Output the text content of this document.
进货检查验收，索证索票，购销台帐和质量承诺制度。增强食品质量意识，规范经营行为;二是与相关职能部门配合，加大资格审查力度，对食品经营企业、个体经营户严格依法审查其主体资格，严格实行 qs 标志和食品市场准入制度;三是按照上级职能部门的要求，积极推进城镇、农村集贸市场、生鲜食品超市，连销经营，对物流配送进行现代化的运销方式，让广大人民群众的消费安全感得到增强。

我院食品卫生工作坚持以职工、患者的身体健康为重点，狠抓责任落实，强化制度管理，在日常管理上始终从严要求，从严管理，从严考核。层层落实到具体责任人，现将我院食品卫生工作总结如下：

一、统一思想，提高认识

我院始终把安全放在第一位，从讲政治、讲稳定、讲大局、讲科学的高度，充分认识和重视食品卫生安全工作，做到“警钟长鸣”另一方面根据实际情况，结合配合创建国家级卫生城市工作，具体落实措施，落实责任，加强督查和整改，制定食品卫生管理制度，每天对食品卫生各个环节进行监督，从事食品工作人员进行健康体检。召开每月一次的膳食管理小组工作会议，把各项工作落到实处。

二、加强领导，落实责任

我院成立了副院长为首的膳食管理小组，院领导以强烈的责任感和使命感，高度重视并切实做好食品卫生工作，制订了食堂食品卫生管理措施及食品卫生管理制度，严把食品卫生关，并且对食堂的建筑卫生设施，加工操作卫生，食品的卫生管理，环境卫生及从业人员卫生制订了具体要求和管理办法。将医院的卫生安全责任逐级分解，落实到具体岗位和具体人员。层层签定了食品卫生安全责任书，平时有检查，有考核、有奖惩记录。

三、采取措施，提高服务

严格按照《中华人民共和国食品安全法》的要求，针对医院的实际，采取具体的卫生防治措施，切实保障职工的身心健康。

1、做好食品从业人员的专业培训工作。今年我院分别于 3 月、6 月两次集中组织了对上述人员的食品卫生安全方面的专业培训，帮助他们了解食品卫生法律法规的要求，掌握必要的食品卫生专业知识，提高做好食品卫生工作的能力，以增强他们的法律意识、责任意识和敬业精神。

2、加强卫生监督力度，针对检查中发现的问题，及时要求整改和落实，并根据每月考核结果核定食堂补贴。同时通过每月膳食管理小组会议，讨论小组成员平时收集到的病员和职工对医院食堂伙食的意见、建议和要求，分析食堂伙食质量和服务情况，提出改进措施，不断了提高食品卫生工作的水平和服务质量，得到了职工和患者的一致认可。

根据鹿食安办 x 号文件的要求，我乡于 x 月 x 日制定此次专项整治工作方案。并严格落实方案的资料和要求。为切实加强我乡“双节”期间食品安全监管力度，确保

Instructions to follow: Copy all lines of the material above where the string "落实责任" occurs.

Full solution:
我院始终把安全放在第一位，从讲政治、讲稳定、讲大局、讲科学的高度，充分认识和重视食品卫生安全工作，做到“警钟长鸣”另一方面根据实际情况，结合配合创建国家级卫生城市工作，具体落实措施，落实责任，加强督查和整改，制定食品卫生管理制度，每天对食品卫生各个环节进行监督，从事食品工作人员进行健康体检。召开每月一次的膳食管理小组工作会议，把各项工作落到实处。
二、加强领导，落实责任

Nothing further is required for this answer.